▸ **TASK DETAILS**
Copy out lines with the word "则cosB" from the material that follows.

▸ **RECORD EXTRACTS**
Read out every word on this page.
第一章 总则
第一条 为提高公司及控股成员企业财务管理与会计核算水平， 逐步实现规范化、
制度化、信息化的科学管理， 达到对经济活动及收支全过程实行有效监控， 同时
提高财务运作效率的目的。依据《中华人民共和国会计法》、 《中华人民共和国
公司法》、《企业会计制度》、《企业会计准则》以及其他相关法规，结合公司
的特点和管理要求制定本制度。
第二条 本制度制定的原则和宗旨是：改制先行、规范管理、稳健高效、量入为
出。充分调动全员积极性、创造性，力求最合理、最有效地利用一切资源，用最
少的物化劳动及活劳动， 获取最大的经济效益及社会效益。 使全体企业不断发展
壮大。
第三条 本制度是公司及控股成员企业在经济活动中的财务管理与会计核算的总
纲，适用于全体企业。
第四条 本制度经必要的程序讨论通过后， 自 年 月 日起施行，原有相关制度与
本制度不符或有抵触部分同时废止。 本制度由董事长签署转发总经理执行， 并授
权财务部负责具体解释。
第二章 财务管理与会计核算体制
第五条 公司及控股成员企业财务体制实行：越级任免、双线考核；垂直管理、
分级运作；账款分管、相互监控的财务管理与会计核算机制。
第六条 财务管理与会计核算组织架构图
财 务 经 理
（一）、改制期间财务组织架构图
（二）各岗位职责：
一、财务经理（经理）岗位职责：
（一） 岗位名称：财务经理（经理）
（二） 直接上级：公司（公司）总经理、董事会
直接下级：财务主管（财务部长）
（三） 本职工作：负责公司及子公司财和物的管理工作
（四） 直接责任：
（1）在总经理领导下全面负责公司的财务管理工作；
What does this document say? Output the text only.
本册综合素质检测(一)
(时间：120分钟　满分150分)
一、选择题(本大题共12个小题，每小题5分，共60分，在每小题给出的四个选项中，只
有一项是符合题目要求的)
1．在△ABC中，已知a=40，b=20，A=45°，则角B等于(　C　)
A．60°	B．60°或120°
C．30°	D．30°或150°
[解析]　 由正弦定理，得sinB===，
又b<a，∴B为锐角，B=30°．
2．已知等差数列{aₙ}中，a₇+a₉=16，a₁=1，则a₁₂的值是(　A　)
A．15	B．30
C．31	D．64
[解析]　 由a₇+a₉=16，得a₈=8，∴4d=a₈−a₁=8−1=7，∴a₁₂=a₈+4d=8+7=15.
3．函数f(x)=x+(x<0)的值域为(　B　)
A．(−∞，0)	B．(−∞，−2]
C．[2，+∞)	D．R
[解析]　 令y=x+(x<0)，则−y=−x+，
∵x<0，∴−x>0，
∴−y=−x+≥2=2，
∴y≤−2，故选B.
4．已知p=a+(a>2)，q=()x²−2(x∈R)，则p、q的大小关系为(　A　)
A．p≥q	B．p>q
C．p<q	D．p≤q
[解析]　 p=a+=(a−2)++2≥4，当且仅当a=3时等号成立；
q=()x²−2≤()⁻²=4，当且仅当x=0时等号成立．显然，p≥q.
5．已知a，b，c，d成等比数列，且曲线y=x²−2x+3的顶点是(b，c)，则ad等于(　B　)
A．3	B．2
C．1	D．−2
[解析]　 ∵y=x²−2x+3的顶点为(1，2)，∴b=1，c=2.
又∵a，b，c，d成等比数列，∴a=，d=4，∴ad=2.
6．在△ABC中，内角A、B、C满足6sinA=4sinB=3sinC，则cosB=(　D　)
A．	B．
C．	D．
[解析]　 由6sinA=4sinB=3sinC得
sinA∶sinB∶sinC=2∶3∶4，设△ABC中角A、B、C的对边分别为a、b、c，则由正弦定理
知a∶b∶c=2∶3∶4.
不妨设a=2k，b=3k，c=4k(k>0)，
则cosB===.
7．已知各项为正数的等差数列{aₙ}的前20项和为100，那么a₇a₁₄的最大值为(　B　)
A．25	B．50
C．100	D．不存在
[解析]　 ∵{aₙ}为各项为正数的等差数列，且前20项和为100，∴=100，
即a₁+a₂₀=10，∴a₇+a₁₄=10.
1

▸ **ANSWER BELOW**
6．在△ABC中，内角A、B、C满足6sinA=4sinB=3sinC，则cosB=(　D　)
则cosB===.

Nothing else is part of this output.